(A block of data)
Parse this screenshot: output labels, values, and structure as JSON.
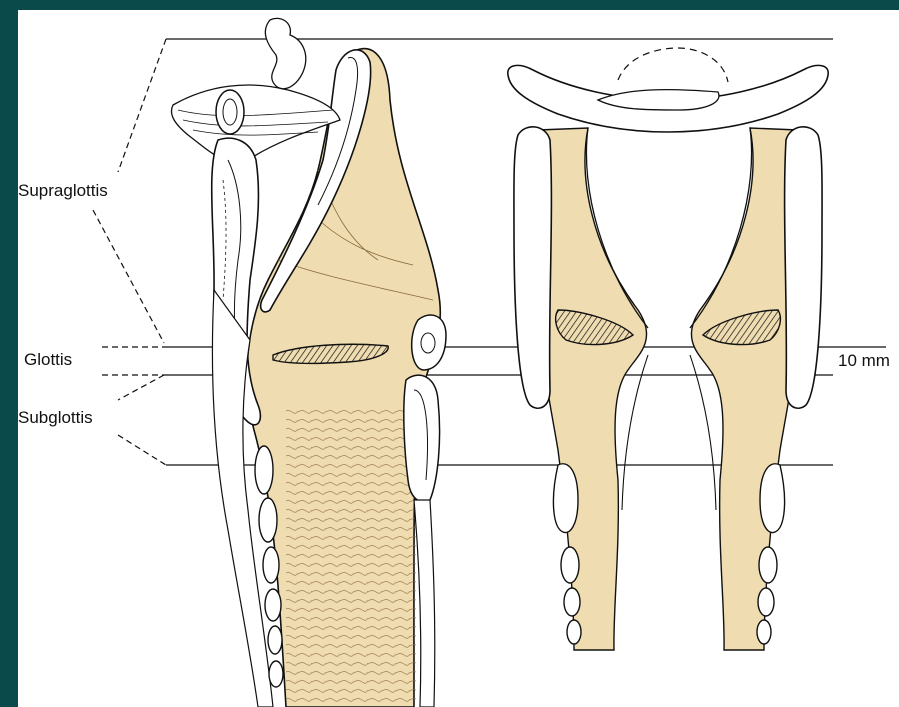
{
  "colors": {
    "frame": "#0a4a4a",
    "tissue": "#efdcb0",
    "line": "#111111",
    "background": "#ffffff"
  },
  "labels": {
    "supraglottis": "Supraglottis",
    "glottis": "Glottis",
    "subglottis": "Subglottis",
    "glottis_height": "10 mm"
  }
}
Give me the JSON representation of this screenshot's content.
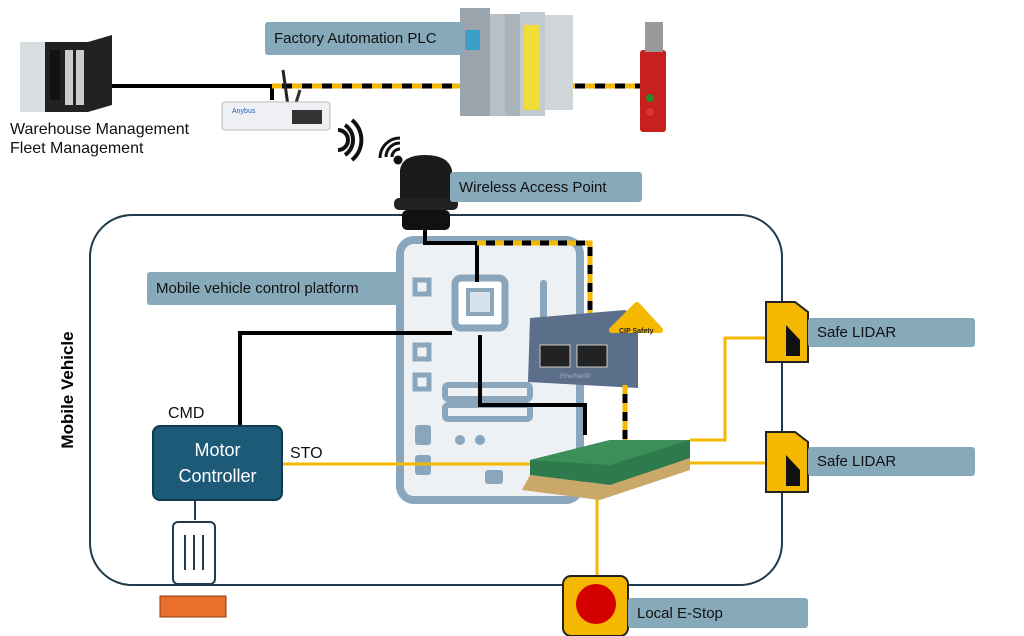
{
  "labels": {
    "plc": "Factory Automation PLC",
    "access_point": "Wireless Access Point",
    "control_platform": "Mobile vehicle control platform",
    "lidar_1": "Safe LIDAR",
    "lidar_2": "Safe LIDAR",
    "estop": "Local E-Stop",
    "server_line1": "Warehouse Management",
    "server_line2": "Fleet Management",
    "vehicle": "Mobile Vehicle",
    "cmd": "CMD",
    "sto": "STO",
    "motor_controller_line1": "Motor",
    "motor_controller_line2": "Controller",
    "gateway_brand": "Anybus",
    "cip_badge": "CIP Safety",
    "module_text": "EtherNet/IP"
  },
  "colors": {
    "label_bg": "#87aabb",
    "safety_yellow": "#f5b800",
    "motor_controller": "#1d5a78",
    "vehicle_outline": "#1f3b4d",
    "board": "#8aa6bd"
  }
}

■ **WHAT THE TASK ASKS**
Reproduce all of the entries word for word, skipping any pictures they hold.

■ **TASK RESPONSE**
Parse this screenshot: output labels, values, and structure as JSON.
{
  "colors": {
    "frame": "#0a4a4a",
    "tissue": "#efdcb0",
    "line": "#111111",
    "background": "#ffffff"
  },
  "labels": {
    "supraglottis": "Supraglottis",
    "glottis": "Glottis",
    "subglottis": "Subglottis",
    "glottis_height": "10 mm"
  }
}
Give me the JSON representation of this screenshot's content.
{
  "labels": {
    "plc": "Factory Automation PLC",
    "access_point": "Wireless Access Point",
    "control_platform": "Mobile vehicle control platform",
    "lidar_1": "Safe LIDAR",
    "lidar_2": "Safe LIDAR",
    "estop": "Local E-Stop",
    "server_line1": "Warehouse Management",
    "server_line2": "Fleet Management",
    "vehicle": "Mobile Vehicle",
    "cmd": "CMD",
    "sto": "STO",
    "motor_controller_line1": "Motor",
    "motor_controller_line2": "Controller",
    "gateway_brand": "Anybus",
    "cip_badge": "CIP Safety",
    "module_text": "EtherNet/IP"
  },
  "colors": {
    "label_bg": "#87aabb",
    "safety_yellow": "#f5b800",
    "motor_controller": "#1d5a78",
    "vehicle_outline": "#1f3b4d",
    "board": "#8aa6bd"
  }
}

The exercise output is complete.